Kaynak metinde anlatıcı, işçilerin girip çıktığı aşevine girdikten sonra neden öbür restorana gitmeyi öneriyor? Metnin bu konuda verdiği gerekçeyi açıklayın.

_Kaynak metin_
%%

2 entry daha
  • "açlıktan gebermek üzereydik. 'haydi, bridgeport'a gidip oradaki lokantalardan birinde hamgurber yiyelim, patatesli matatesli, kahve falan.' mehtap altında, gölü çeviren toprak yoldan inip morley'nin battaniyeleri aldığı motelde durduk. morley gidip battaniyeleri geri verdi, sonra küçük kasabaya girip karayoluna park ettik. zavallı japhy[gary]'cik. demek ki en nihayet işte burada keşfedecekmişim arkadaşımın en hassas tarafını. hiçbir şeyden yılmayan, haftalarca tek başına o dağ senin bu dağ benim dolaşan, dağlardan uçarcasına inen bu gözü pek aslanımız, içerideki insanlar çok iyi giyinmişlerdir diye eli yüzü düzgün bir restorana girmekten korkuyordu. morley'le ben gülerek 'ne farkı eder ki? içeri girip yemek yiyicez sırf' diyoruz. ne var ki, japhy benim seçtiğim restoranı fazlaca kentsoylu buluyor ve karayolunun öbür yanındaki, işçilerin girip çıktığı bir aşevine gitmemiz için diretiyordu. dediği gibi yaptık. o aşevine girdik; pis, dağınık bir yerdi burası; garson kızlar daha mönü falan getirmeden beş dakika geçiyor. tepem atıyor ve "öbür yere gidelim çocuklar" diyorum. " ne diye korkuyosun japhy, ne fark eder ki? dağları filan biliyosun ama ben de nerden yemek yenileceğini biliyom." aramıza biraz soğukluk girmişti. üzülüyordum. ama japhy bizimle öbür, iyi olan restorana gelmişti. restoranın bir köşesinde bir bar, loş ışıkta birçok avcı oturmuş içmekte, restoran bölümündeyse uzun birçok tezgah ve bir sürü masa var. aile grupları oturmuş, neşeyle yemek yiyorlar. mönü zengin. hepsi güzel yemekler. dağ ırmaklarından alabalık ve daha neler neler. bakıyorum, japhy'nin bir kuruş daha harcayacak diye ödü kopuyor. bara girip bir kadeh kırmızı şarap alıp tezgahtaki tabureme dönüyorum (japhy: "kızmazlar mı yaptığına?") ve tiye alıyorum japhy'yi bir süre. japhy de keyifleniyor. "aklını başına topla biraz oğlum, insanlardan kaçan demode bir anarşist gibi davranma. ne fark eder ki!" diyorum.

%%

_Veri alıntıları_
%%

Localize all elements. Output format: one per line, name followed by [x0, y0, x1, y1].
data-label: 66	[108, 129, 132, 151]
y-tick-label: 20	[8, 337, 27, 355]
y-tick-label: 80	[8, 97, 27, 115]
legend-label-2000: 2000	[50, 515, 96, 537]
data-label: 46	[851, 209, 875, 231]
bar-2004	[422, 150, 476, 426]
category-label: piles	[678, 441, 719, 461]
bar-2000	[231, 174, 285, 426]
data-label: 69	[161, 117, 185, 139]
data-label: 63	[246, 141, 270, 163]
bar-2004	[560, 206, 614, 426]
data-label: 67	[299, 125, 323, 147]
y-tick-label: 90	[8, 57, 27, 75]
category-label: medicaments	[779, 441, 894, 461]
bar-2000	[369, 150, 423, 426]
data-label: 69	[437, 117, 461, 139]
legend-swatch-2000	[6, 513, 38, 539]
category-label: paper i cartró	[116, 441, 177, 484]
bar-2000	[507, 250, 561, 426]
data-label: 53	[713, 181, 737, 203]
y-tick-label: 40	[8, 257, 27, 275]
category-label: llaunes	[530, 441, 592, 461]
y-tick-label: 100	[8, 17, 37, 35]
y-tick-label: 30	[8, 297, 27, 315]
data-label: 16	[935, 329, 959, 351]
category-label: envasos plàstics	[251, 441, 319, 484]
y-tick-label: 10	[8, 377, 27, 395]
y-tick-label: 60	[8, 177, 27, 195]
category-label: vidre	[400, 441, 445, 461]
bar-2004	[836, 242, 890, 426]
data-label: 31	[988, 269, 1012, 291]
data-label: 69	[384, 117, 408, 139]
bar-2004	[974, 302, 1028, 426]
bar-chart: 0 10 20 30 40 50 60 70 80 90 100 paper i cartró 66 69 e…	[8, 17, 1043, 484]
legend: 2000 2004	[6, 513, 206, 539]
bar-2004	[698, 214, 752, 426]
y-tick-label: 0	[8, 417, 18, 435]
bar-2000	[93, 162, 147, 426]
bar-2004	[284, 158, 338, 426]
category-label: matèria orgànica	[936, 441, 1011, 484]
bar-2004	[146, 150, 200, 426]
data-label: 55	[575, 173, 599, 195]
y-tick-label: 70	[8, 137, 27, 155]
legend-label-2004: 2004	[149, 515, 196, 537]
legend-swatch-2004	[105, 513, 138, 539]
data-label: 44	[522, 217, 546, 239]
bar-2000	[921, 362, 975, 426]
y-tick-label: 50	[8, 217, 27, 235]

%%

_Görevin yanıtı_
Aşevi pis ve dağınık bir yerdi, ayrıca garson kızlar mönü bile getirmeden beş dakika geçmişti. Bunun üzerine anlatıcının tepesi attı ve "öbür yere gidelim çocuklar" diyerek ilk seçtiği restorana dönmeyi önerdi.